# START OF DATASET EXTRACT
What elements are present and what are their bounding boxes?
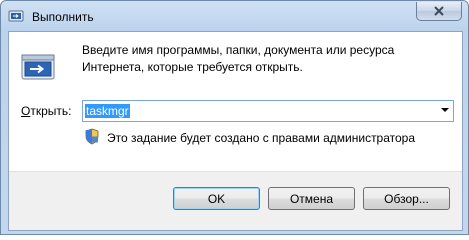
# END OF DATASET EXTRACT
# START OF DATASET EXTRACT
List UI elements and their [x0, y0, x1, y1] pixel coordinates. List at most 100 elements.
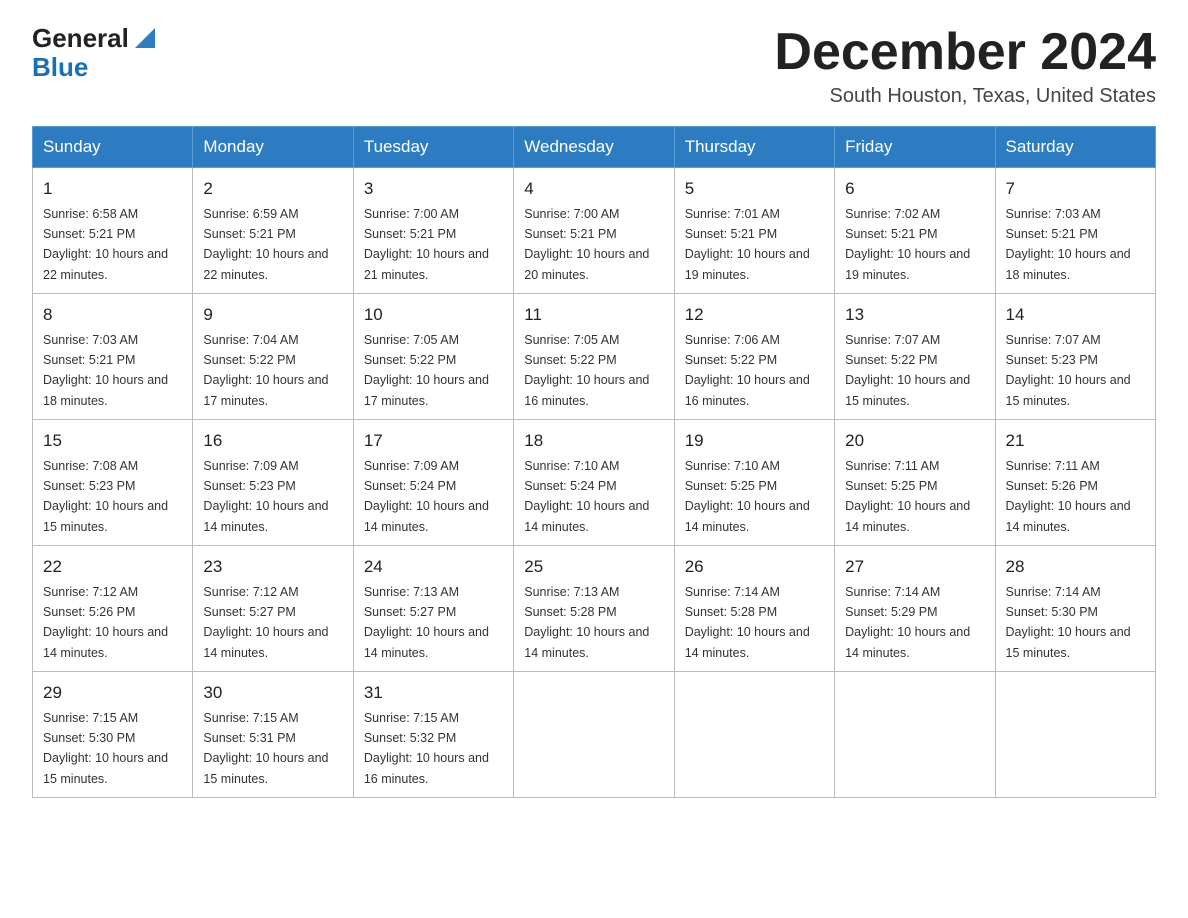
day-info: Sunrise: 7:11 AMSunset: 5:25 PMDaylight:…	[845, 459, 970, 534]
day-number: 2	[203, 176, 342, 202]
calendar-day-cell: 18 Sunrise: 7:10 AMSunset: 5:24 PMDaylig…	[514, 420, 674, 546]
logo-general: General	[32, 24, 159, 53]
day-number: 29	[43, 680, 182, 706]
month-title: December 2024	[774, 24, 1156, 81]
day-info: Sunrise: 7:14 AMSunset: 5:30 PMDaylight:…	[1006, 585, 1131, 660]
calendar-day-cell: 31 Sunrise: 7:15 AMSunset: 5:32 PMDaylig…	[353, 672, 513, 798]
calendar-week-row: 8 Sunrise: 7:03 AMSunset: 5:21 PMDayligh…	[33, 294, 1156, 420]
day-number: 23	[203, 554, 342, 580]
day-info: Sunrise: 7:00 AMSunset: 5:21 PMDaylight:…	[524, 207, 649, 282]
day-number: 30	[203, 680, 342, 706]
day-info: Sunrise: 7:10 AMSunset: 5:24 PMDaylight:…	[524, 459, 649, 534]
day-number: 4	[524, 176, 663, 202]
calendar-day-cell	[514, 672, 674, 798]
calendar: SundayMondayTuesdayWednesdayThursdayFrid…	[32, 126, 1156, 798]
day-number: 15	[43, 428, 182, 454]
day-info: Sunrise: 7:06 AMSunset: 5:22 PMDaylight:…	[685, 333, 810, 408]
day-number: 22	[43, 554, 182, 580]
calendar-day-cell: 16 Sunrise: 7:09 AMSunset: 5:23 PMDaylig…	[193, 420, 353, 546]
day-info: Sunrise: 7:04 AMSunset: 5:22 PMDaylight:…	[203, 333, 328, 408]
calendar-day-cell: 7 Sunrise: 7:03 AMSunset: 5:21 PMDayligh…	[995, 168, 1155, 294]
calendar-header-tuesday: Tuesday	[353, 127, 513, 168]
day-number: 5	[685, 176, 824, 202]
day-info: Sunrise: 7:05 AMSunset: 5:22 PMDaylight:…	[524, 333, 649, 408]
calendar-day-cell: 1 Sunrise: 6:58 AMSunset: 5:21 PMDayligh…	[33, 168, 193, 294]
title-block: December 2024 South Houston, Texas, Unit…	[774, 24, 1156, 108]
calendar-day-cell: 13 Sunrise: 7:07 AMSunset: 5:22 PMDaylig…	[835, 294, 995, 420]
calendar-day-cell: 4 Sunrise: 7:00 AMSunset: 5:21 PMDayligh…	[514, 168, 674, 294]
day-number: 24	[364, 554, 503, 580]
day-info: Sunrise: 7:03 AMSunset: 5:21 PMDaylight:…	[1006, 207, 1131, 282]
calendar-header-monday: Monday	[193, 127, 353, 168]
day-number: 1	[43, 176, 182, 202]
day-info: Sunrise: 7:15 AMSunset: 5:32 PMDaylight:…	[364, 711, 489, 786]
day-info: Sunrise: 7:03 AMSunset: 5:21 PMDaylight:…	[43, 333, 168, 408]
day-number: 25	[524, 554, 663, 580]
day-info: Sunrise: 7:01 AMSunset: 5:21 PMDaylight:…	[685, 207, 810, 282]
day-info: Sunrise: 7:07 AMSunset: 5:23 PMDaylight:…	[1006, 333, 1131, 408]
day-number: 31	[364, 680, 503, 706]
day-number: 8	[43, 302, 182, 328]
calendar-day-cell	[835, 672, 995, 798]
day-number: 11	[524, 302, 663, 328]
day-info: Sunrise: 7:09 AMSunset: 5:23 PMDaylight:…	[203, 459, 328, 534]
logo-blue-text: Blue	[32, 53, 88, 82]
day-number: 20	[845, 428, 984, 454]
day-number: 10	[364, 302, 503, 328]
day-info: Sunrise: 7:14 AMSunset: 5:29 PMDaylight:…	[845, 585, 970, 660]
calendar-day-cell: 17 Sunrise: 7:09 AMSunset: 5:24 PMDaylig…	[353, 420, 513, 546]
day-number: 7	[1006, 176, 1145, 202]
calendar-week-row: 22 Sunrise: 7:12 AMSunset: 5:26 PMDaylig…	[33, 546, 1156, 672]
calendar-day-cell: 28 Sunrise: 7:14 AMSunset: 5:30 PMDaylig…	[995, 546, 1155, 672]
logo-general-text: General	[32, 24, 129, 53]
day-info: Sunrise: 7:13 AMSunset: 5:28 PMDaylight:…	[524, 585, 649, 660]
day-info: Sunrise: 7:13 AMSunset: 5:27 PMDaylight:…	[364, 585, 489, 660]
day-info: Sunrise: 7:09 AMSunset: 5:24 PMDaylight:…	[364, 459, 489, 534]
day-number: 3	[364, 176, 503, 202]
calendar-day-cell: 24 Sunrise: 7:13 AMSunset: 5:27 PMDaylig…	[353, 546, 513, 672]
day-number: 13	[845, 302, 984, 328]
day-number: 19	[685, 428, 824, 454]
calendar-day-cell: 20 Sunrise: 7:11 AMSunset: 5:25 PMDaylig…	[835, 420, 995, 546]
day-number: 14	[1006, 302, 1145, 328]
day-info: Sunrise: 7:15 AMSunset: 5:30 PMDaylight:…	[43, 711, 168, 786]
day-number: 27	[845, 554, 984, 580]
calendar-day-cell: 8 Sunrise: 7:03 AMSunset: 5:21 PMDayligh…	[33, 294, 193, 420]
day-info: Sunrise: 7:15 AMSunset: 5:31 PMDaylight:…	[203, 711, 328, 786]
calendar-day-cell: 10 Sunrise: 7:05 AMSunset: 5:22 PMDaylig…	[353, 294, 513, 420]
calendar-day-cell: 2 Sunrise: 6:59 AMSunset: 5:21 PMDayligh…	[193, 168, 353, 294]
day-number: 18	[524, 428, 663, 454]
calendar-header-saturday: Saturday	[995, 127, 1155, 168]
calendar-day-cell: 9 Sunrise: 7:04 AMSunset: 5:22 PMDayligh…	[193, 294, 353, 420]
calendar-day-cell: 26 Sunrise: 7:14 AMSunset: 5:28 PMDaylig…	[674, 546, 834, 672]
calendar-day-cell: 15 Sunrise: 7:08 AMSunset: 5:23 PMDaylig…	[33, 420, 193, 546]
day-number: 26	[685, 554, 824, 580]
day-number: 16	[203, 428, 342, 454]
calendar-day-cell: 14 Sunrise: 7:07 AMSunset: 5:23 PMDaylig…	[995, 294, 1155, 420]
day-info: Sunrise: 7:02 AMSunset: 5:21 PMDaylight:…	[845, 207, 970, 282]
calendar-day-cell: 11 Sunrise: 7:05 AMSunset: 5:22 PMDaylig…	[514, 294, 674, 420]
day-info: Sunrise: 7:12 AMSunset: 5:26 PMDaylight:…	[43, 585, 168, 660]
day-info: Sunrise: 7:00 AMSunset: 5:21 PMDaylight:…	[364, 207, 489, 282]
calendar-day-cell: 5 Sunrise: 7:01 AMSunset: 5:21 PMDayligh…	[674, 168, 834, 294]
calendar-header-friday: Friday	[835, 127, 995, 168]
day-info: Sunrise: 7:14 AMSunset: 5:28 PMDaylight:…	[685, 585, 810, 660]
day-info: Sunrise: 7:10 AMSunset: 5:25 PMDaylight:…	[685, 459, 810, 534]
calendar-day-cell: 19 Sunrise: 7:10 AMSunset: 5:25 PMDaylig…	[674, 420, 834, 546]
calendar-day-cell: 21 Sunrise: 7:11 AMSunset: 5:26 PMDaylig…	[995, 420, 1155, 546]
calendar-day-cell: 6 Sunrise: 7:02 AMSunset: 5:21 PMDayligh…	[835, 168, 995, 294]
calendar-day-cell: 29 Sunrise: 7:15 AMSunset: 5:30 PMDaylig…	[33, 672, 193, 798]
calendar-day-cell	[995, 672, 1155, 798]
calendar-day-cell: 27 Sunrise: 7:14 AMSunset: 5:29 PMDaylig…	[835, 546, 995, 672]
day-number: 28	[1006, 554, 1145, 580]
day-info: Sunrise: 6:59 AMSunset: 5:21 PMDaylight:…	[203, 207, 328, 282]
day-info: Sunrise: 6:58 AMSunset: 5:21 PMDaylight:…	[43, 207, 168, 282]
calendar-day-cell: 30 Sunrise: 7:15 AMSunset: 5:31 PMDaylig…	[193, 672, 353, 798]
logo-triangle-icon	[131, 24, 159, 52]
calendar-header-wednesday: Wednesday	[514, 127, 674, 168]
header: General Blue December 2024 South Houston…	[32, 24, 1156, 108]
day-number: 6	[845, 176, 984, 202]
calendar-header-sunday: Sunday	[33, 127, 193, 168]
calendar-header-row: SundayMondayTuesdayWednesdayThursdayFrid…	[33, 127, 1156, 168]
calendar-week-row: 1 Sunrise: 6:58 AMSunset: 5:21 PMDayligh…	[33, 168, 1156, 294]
# END OF DATASET EXTRACT
Reproduce the material from the line with "List UI elements" to the line with "680, 182, 706]", replacing "day-number" with "date-number" throughout and leaving everything else unchanged. Omit the picture from the result.

List UI elements and their [x0, y0, x1, y1] pixel coordinates. List at most 100 elements.
day-info: Sunrise: 7:11 AMSunset: 5:25 PMDaylight:…	[845, 459, 970, 534]
date-number: 2	[203, 176, 342, 202]
calendar-day-cell: 18 Sunrise: 7:10 AMSunset: 5:24 PMDaylig…	[514, 420, 674, 546]
logo-general: General	[32, 24, 159, 53]
date-number: 29	[43, 680, 182, 706]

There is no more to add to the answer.